[EXCERPT TO READ]

┄┄┄┄┄┄┄┄┄┄┄┄┄┄┄┄┄┄┄┄

I’ve always been
pretty
scenario-centric.
Big History was
the chance to
not just envision a
possibility, but
to actually go and
build it.

Ian Sands:

Hybrid Thinker, Imaginative Realist

By Vanessa Silberman

Starting this fall, a small cohort of 9th-grade teachers and students in classrooms across the U.S. are participating in a bold experiment in education: the first phase of the Big History Project.

The brainchild of Bill Gates and David Christian, the project aims to make “big history”—a field of study that takes a holistic, multidisciplinary approach to the story of the universe—free and accessible to high school students and teachers everywhere.

In addition to drawing connections between the humanities and sciences, and hopefully instilling a fierce love of learning among students, the project also stands to deliver on the promise of online learning. The course is textbook-free and instead relies on engaging content and media, delivered through a modern software user experience. And who is leading the project’s design, user experience and technical vision? None other than Ian Sands PROD 95, co-founder of the vision and strategy firm, Intentional Futures (iF).

For those who know Sands, it shouldn’t come as a surprise. After all, he has been exploring the potential of technology to create meaningful user experiences for more than 15 years. He’s also a maverick with an entrepreneurial flair: As an Art Center student, Sands convinced faculty to let him chart his own academic path in interaction design when no such major existed. As a designer at Microsoft, he broke new ground when he created and led a design research group, aptly called Envisioning, which articulated the longer-term potential of Microsoft technologies through prototypes, scenarios and storytelling (e.g., the buzz-generating 2019 video).

As Art Center prepares to launch a B.S. program in Interaction Design next fall (and continues to explore innovations in online learning), the work of Sands is particularly timely and relevant. His systems-based approach emphasizing the entirety of the user experience—whether it’s a website, futuristic scenario or dynamic learning tool online—has made him a much sought-after interaction designer.

Charting His Own Path

Sands vividly recalls the moment he knew he had to attend Art Center. It was the mid ’80s, and he came across an Architectural Digest article about Art Center’s Transportation Design program. “The article was a huge turning point in my life,” said the Bay Area native. “I realized, I want to be a car designer.”

Fast forward several years, and Sands discovered that his design interests stretched beyond cars. While taking design classes at UC Davis, he was accepted by Art Center’s Product Design program. Once here, he embarked on an intense study of the ergonomic challenges presented by the physical world. But increasingly, he was drawn to the digital space. This being the early 1990s, the potential to create interactive experiences on computers was wide open. He took courses on various software applications in the computer lab and remembers a Samsung-sponsored project focusing on the interactive potential of TV displays as being particularly influential. Sands sensed tremendous opportunity for young designers to tackle “two-dimensional” design challenges, and by his seventh term, he set out to develop a portfolio that would show his strengths in the burgeoning field of interaction design.

┄┄┄┄┄┄┄┄┄┄┄┄┄┄┄┄┄┄┄┄

[INFORMATION PROVIDED]
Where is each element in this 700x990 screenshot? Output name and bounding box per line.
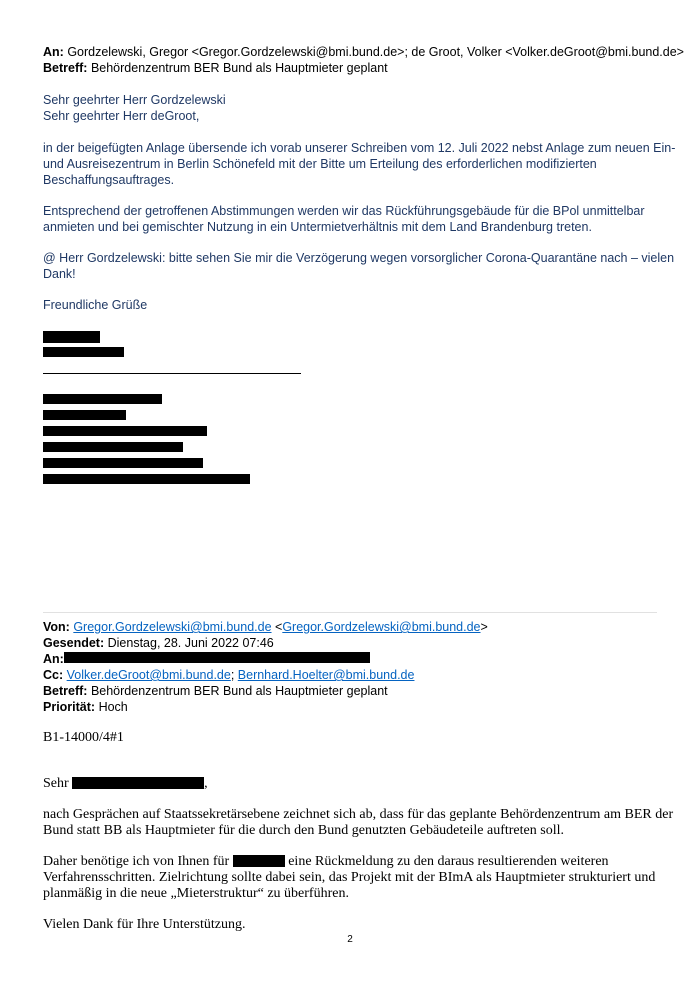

┄┄┄┄┄┄┄┄┄┄┄┄┄┄┄┄┄┄┄┄

[WHAT YOU NEED TO DO]
1) Answer these questions using the profile of Ian Sands:
(a) Which grade's teachers and students are taking part in the first phase of the Big History Project?
(b) What was the design research group that Sands created and led at Microsoft called?
(c) Which Art Center program did the Architectural Digest article cover?
2) List every person named in the profile of Ian Sands.
3) Carry the profile of Ian Sands forward, starting after its final sentence.

[RESULTS IN ORDER]
1)
(a) 9th grade
(b) Envisioning
(c) Transportation Design

2) Ian Sands, Vanessa Silberman, Bill Gates, David Christian

3)
Sands’ interest in interaction design faced a formidable obstacle, however: Art Center didn’t offer a major in this area. Undeterred, Sands and a fellow classmate, Brandon Sincock GRPH 95 (who recently joined iF), enlisted the support of then-Department Chair Marty Smith and faculty members like Norm Schureman PROD 85. With their blessing, Sands and Sincock created a self-made curriculum emphasizing computer software, 3D modeling, industrial design, motion graphics, graphic design and photography.

Sands’ enterprising approach to his education paid off. Within weeks after graduating in 1995, he was interviewing at a half dozen cutting-edge technology firms.

“Define It, Invent It... See It Through.”

One of these interviews was with Microsoft’s Advanced Technology Group, a predecessor to Microsoft Research. Much to his amusement now, Sands recalls that Microsoft was low on his radar (Windows 95 was still months away). “It’s funny, because I almost didn’t apply. Microsoft wasn’t like Alias or Softimage—these really hot companies at the time,” he said.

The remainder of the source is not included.